Set task: Copy each line below without leaving any out.

╭──

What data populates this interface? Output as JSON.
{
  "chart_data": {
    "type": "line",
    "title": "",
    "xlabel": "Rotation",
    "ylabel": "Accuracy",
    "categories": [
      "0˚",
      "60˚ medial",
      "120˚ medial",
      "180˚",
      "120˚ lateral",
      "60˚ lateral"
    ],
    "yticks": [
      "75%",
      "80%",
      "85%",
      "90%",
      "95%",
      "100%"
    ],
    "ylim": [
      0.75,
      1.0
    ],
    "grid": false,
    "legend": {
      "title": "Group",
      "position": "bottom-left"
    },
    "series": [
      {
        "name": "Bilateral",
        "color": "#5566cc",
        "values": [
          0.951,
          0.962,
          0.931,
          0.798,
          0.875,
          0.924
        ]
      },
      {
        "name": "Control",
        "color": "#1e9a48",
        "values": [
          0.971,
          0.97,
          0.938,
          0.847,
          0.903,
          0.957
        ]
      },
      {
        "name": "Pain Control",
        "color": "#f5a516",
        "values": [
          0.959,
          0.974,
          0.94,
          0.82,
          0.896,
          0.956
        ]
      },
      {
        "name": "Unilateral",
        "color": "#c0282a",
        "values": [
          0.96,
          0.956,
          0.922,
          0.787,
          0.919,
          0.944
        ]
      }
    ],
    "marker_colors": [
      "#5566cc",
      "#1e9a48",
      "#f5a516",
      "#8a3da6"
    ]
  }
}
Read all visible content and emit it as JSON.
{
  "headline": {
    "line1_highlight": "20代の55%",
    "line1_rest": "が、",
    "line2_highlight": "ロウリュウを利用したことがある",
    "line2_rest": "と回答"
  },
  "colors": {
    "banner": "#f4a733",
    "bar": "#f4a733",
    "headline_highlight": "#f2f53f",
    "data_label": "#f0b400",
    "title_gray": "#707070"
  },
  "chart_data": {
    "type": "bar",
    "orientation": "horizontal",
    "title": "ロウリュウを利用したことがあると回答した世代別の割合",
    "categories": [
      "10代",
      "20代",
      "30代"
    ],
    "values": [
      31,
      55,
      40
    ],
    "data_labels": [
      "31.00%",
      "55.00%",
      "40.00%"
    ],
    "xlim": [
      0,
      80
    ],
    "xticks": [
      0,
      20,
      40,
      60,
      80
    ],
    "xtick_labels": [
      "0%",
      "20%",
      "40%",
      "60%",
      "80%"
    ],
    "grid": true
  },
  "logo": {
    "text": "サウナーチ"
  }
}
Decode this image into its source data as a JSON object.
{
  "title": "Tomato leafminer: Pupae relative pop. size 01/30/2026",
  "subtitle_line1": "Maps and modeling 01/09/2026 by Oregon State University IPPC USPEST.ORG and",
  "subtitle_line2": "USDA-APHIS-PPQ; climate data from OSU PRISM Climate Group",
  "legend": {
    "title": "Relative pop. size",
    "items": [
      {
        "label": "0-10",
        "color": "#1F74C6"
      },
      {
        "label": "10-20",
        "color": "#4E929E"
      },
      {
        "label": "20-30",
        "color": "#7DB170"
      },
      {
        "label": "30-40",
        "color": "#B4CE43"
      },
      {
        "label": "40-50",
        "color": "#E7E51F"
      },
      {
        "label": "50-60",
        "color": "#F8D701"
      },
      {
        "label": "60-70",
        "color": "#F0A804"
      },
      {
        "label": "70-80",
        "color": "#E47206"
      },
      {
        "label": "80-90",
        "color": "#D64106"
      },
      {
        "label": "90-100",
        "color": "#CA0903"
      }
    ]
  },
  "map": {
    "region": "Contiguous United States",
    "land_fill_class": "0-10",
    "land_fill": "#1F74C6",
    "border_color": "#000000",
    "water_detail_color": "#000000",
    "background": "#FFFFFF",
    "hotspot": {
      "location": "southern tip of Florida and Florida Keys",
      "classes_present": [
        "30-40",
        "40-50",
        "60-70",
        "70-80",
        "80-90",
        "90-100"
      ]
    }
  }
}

╰──

Exercise answer:
What data populates this interface? Output as JSON.
{
  "chart_data": {
    "type": "line",
    "title": "",
    "xlabel": "Rotation",
    "ylabel": "Accuracy",
    "categories": [
      "0˚",
      "60˚ medial",
      "120˚ medial",
      "180˚",
      "120˚ lateral",
      "60˚ lateral"
    ],
    "yticks": [
      "75%",
      "80%",
      "85%",
      "90%",
      "95%",
      "100%"
    ],
    "ylim": [
      0.75,
      1.0
    ],
    "grid": false,
    "legend": {
      "title": "Group",
      "position": "bottom-left"
    },
    "series": [
      {
        "name": "Bilateral",
        "color": "#5566cc",
        "values": [
          0.951,
          0.962,
          0.931,
          0.798,
          0.875,
          0.924
        ]
      },
      {
        "name": "Control",
        "color": "#1e9a48",
        "values": [
          0.971,
          0.97,
          0.938,
          0.847,
          0.903,
          0.957
        ]
      },
      {
        "name": "Pain Control",
        "color": "#f5a516",
        "values": [
          0.959,
          0.974,
          0.94,
          0.82,
          0.896,
          0.956
        ]
      },
      {
        "name": "Unilateral",
        "color": "#c0282a",
        "values": [
          0.96,
          0.956,
          0.922,
          0.787,
          0.919,
          0.944
        ]
      }
    ],
    "marker_colors": [
      "#5566cc",
      "#1e9a48",
      "#f5a516",
      "#8a3da6"
    ]
  }
}
Read all visible content and emit it as JSON.
{
  "headline": {
    "line1_highlight": "20代の55%",
    "line1_rest": "が、",
    "line2_highlight": "ロウリュウを利用したことがある",
    "line2_rest": "と回答"
  },
  "colors": {
    "banner": "#f4a733",
    "bar": "#f4a733",
    "headline_highlight": "#f2f53f",
    "data_label": "#f0b400",
    "title_gray": "#707070"
  },
  "chart_data": {
    "type": "bar",
    "orientation": "horizontal",
    "title": "ロウリュウを利用したことがあると回答した世代別の割合",
    "categories": [
      "10代",
      "20代",
      "30代"
    ],
    "values": [
      31,
      55,
      40
    ],
    "data_labels": [
      "31.00%",
      "55.00%",
      "40.00%"
    ],
    "xlim": [
      0,
      80
    ],
    "xticks": [
      0,
      20,
      40,
      60,
      80
    ],
    "xtick_labels": [
      "0%",
      "20%",
      "40%",
      "60%",
      "80%"
    ],
    "grid": true
  },
  "logo": {
    "text": "サウナーチ"
  }
}
Decode this image into its source data as a JSON object.
{
  "title": "Tomato leafminer: Pupae relative pop. size 01/30/2026",
  "subtitle_line1": "Maps and modeling 01/09/2026 by Oregon State University IPPC USPEST.ORG and",
  "subtitle_line2": "USDA-APHIS-PPQ; climate data from OSU PRISM Climate Group",
  "legend": {
    "title": "Relative pop. size",
    "items": [
      {
        "label": "0-10",
        "color": "#1F74C6"
      },
      {
        "label": "10-20",
        "color": "#4E929E"
      },
      {
        "label": "20-30",
        "color": "#7DB170"
      },
      {
        "label": "30-40",
        "color": "#B4CE43"
      },
      {
        "label": "40-50",
        "color": "#E7E51F"
      },
      {
        "label": "50-60",
        "color": "#F8D701"
      },
      {
        "label": "60-70",
        "color": "#F0A804"
      },
      {
        "label": "70-80",
        "color": "#E47206"
      },
      {
        "label": "80-90",
        "color": "#D64106"
      },
      {
        "label": "90-100",
        "color": "#CA0903"
      }
    ]
  },
  "map": {
    "region": "Contiguous United States",
    "land_fill_class": "0-10",
    "land_fill": "#1F74C6",
    "border_color": "#000000",
    "water_detail_color": "#000000",
    "background": "#FFFFFF",
    "hotspot": {
      "location": "southern tip of Florida and Florida Keys",
      "classes_present": [
        "30-40",
        "40-50",
        "60-70",
        "70-80",
        "80-90",
        "90-100"
      ]
    }
  }
}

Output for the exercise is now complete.